### Given instruction:
Pull each line containing "Świętego" out of the data and copy it.

### Records supplied:
━━━━
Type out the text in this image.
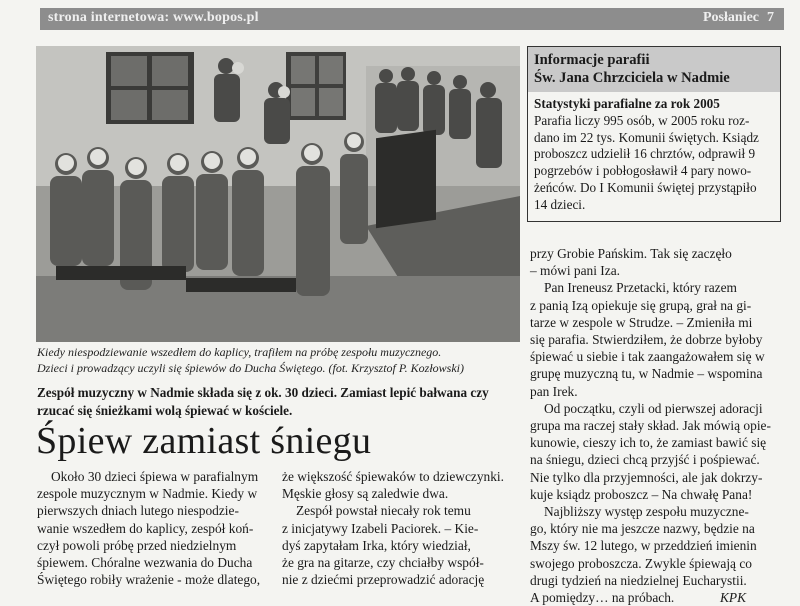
strona internetowa: www.bopos.pl	Posłaniec 7
Kiedy niespodziewanie wszedłem do kaplicy, trafiłem na próbę zespołu muzycznego.
Dzieci i prowadzący uczyli się śpiewów do Ducha Świętego. (fot. Krzysztof P. Kozłowski)
Zespół muzyczny w Nadmie składa się z ok. 30 dzieci. Zamiast lepić bałwana czy
rzucać się śnieżkami wolą śpiewać w kościele.
Śpiew zamiast śniegu
Około 30 dzieci śpiewa w parafialnym
zespole muzycznym w Nadmie. Kiedy w
pierwszych dniach lutego niespodzie-
wanie wszedłem do kaplicy, zespół koń-
czył powoli próbę przed niedzielnym
śpiewem. Chóralne wezwania do Ducha
Świętego robiły wrażenie - może dlatego,
że większość śpiewaków to dziewczynki.
Męskie głosy są zaledwie dwa.
Zespół powstał niecały rok temu
z inicjatywy Izabeli Paciorek. – Kie-
dyś zapytałam Irka, który wiedział,
że gra na gitarze, czy chciałby współ-
nie z dziećmi przeprowadzić adorację
Informacje parafii
Św. Jana Chrzciciela w Nadmie
Statystyki parafialne za rok 2005
Parafia liczy 995 osób, w 2005 roku roz-
dano im 22 tys. Komunii świętych. Ksiądz
proboszcz udzielił 16 chrztów, odprawił 9
pogrzebów i pobłogosławił 4 pary nowo-
żeńców. Do I Komunii świętej przystąpiło
14 dzieci.
przy Grobie Pańskim. Tak się zaczęło
– mówi pani Iza.
Pan Ireneusz Przetacki, który razem
z panią Izą opiekuje się grupą, grał na gi-
tarze w zespole w Strudze. – Zmieniła mi
się parafia. Stwierdziłem, że dobrze byłoby
śpiewać u siebie i tak zaangażowałem się w
grupę muzyczną tu, w Nadmie – wspomina
pan Irek.
Od początku, czyli od pierwszej adoracji
grupa ma raczej stały skład. Jak mówią opie-
kunowie, cieszy ich to, że zamiast bawić się
na śniegu, dzieci chcą przyjść i pośpiewać.
Nie tylko dla przyjemności, ale jak dokrzy-
kuje ksiądz proboszcz – Na chwałę Pana!
Najbliższy występ zespołu muzyczne-
go, który nie ma jeszcze nazwy, będzie na
Mszy św. 12 lutego, w przeddzień imienin
swojego proboszcza. Zwykle śpiewają co
drugi tydzień na niedzielnej Eucharystii.
A pomiędzy… na próbach.	KPK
━━━━
### Answer:
Dzieci i prowadzący uczyli się śpiewów do Ducha Świętego. (fot. Krzysztof P. Kozłowski)
Świętego robiły wrażenie - może dlatego,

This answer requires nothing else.